Segment Start: EXTRACTED TEXT
The Court must also address the various affirmative defenses when ruling on the parties’ motion for summary judgment.
The Defendant’s first and second affirmative defenses have allegations regarding Defendant’s violation of Fla. Stat. 559.72 (7) which is not before the Court on the instant motion for partial summary judgment as to that statute and therefore not relevant.
The Defendants third affinnative defense claims the Defendant cannot be found in violation of Fla. Stat. 559.72 (18) because the notice of abandonment and notice of the plan to sell property were sent by Defendant to Plaintiff were not attempts to communicate with the Plaintiff while represented by Counsel but rather that these were simply attempts to place the Plaintiff on notice of the alleged abandonment of the property and that applicable State law regarding foreclosure liens required these notices. The Plaintiff’s argument is well taken that the defense is legally insufficient on its face as the notice of abandonment was sent to the Plaintiff (joint stipulation as exhibit F) and contains Plaintiff’s specific account number and is addressed to the estate of Angela M. Trombetta despite the fact that the Plaintiff is not dead.
Segment End: EXTRACTED TEXT
Segment Start: EXCERPTED DATA
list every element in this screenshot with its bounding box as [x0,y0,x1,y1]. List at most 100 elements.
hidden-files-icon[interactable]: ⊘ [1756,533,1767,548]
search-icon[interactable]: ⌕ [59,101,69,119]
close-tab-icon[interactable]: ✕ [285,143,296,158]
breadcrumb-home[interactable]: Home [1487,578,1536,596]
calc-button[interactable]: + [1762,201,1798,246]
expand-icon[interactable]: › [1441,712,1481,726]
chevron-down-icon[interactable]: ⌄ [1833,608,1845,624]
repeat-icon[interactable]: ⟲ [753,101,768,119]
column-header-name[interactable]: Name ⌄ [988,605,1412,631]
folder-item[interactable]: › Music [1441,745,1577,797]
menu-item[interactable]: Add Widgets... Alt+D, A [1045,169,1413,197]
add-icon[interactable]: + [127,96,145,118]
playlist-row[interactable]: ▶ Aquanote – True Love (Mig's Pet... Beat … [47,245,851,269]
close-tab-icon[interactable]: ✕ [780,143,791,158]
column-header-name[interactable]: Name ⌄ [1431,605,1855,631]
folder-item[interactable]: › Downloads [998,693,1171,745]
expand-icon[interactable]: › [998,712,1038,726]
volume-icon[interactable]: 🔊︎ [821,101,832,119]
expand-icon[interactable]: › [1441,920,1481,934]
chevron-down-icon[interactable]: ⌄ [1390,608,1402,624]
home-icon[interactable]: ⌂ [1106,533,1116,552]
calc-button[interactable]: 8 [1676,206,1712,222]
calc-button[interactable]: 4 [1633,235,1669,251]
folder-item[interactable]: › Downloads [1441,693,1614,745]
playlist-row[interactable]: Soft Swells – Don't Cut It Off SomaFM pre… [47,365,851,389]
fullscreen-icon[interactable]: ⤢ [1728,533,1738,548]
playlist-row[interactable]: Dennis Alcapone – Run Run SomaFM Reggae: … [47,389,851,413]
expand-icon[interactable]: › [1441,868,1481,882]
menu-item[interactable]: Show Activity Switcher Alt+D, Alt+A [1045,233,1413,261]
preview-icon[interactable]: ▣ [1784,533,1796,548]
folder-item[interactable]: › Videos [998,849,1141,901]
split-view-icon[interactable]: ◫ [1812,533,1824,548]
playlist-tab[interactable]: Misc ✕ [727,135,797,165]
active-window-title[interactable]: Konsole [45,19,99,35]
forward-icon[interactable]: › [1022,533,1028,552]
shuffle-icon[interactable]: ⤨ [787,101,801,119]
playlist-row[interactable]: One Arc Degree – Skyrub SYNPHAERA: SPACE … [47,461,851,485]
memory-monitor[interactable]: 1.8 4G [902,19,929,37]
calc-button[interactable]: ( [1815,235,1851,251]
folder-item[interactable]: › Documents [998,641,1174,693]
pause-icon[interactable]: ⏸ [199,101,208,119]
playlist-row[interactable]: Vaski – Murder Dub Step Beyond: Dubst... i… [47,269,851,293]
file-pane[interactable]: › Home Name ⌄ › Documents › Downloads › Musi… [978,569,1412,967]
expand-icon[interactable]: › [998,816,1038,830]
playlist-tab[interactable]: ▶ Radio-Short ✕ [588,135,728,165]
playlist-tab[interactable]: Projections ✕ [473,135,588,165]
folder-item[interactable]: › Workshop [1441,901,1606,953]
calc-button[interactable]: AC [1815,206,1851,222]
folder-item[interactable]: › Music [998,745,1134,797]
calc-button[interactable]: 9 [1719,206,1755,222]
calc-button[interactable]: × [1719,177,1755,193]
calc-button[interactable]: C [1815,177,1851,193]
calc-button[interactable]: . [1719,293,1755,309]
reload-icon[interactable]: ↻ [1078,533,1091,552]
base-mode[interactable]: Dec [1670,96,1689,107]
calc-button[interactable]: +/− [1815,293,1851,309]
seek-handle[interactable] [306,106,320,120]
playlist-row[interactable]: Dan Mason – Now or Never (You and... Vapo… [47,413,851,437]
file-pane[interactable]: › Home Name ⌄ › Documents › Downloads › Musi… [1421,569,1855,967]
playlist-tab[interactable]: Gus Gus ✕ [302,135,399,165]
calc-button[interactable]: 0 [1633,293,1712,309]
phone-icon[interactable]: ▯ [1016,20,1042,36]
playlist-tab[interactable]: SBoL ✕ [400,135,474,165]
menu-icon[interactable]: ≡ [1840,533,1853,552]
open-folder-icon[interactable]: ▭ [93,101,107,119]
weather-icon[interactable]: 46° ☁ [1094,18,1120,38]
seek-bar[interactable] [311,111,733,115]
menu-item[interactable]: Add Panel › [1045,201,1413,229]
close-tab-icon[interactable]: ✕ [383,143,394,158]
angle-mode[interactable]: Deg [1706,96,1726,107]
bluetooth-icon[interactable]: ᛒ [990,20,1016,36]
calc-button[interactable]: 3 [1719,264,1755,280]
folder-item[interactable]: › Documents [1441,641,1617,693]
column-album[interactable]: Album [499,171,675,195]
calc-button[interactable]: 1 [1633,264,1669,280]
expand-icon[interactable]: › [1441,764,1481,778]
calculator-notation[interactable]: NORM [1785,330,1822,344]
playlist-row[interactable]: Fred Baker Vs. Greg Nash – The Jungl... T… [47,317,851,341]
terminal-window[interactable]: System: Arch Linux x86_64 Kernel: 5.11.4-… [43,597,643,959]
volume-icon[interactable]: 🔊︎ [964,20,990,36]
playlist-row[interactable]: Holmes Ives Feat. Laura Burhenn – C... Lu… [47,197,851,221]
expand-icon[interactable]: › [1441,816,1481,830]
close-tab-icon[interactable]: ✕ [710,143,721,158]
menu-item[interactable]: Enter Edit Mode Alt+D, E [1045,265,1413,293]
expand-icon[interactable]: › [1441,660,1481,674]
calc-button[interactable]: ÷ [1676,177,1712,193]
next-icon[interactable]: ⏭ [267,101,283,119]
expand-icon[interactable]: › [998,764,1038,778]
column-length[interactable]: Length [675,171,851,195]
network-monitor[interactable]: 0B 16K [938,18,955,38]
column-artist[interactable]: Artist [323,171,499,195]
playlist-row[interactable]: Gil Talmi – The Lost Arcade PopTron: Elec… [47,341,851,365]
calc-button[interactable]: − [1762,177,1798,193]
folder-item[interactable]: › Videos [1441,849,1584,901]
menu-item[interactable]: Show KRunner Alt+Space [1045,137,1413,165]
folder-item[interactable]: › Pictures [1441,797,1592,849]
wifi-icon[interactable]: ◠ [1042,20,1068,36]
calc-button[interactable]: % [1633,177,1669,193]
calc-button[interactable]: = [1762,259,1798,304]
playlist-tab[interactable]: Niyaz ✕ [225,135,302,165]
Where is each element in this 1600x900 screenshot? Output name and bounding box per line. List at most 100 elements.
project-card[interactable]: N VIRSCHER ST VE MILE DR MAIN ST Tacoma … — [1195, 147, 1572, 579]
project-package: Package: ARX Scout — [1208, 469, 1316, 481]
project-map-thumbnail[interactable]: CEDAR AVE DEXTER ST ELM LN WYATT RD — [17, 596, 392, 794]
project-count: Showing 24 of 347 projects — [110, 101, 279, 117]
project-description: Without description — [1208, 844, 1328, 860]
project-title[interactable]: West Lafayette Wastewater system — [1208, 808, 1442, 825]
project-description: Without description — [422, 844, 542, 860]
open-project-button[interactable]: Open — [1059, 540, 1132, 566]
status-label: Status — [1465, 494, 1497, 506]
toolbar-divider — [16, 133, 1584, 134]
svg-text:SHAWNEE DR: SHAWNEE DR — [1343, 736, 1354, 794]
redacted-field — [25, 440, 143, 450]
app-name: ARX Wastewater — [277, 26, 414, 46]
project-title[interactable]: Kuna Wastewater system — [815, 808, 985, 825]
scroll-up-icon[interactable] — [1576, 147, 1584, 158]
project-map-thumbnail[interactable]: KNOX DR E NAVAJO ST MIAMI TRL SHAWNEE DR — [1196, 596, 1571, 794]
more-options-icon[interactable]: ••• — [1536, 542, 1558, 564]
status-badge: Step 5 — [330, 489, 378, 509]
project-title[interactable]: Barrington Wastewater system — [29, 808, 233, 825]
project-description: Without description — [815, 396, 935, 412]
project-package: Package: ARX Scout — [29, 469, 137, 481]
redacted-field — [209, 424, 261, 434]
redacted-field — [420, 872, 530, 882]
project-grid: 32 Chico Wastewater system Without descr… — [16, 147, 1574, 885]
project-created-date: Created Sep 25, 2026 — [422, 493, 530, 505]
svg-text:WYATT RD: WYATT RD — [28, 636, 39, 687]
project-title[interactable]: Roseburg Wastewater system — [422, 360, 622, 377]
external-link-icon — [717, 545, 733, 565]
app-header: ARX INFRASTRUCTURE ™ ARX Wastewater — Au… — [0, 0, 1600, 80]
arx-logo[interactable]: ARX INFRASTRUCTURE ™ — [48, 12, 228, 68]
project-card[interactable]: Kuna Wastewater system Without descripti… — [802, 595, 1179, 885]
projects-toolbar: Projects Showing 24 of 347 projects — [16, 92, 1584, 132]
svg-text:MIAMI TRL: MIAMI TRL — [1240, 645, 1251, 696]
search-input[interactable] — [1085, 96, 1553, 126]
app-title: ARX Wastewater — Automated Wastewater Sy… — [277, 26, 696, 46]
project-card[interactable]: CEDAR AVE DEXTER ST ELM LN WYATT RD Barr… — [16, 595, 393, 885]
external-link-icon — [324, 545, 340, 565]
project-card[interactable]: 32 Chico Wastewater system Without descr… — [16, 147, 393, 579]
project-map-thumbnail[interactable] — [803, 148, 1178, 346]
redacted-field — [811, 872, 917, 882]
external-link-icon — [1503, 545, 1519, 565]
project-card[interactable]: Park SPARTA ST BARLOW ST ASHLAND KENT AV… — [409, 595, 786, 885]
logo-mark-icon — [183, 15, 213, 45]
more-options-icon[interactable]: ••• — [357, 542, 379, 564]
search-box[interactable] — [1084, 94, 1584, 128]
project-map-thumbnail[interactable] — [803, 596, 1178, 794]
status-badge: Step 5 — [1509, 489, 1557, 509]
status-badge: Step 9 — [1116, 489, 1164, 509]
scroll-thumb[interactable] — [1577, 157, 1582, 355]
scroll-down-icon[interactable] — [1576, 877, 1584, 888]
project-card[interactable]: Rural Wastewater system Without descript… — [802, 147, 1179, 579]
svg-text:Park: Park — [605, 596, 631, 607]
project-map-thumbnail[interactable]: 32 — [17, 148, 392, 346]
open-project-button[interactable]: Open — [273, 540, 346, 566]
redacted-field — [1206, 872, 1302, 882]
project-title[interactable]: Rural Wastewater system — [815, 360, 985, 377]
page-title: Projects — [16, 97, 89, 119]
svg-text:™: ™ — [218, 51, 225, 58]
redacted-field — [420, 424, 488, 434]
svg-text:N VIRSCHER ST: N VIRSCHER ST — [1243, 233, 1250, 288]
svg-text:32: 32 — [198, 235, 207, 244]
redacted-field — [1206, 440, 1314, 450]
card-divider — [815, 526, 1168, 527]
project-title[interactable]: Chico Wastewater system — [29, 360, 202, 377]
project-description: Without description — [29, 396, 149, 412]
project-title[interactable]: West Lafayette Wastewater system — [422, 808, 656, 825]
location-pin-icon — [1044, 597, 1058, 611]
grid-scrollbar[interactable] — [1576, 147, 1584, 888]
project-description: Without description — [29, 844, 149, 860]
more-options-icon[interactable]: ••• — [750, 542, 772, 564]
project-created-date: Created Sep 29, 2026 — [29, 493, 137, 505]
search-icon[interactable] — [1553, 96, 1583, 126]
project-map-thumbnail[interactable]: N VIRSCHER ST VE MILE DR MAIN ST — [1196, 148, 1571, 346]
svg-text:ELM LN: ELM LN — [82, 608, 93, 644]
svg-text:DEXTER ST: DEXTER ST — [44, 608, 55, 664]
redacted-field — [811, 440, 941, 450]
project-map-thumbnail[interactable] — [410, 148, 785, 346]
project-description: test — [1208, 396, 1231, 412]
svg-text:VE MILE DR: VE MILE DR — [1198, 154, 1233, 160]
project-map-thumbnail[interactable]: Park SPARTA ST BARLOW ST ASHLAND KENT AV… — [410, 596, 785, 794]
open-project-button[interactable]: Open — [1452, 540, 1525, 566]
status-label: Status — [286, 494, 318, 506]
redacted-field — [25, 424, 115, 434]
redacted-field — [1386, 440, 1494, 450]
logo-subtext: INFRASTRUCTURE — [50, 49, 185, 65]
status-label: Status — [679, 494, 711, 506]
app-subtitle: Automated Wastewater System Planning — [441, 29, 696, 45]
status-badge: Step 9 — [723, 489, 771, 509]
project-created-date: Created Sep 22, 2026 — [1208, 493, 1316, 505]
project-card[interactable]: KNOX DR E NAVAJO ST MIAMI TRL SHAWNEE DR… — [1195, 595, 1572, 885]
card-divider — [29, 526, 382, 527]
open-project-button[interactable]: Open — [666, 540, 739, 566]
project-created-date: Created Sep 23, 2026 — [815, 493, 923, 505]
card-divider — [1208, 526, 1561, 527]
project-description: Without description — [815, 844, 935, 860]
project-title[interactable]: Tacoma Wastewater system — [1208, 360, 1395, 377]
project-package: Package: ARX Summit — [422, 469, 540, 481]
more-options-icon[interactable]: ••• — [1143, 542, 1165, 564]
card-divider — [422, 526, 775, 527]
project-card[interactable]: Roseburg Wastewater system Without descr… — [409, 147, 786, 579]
Segment End: EXCERPTED DATA
In the court ruling, shorten the paragraph beginning "The Defendant’s first and second affirmative defenses" while keeping its main facts.

The Defendant’s first and second affirmative defenses concern alleged violations of Fla. Stat. 559.72 (7). That statute is not before the Court on this motion for partial summary judgment, so those defenses are not relevant.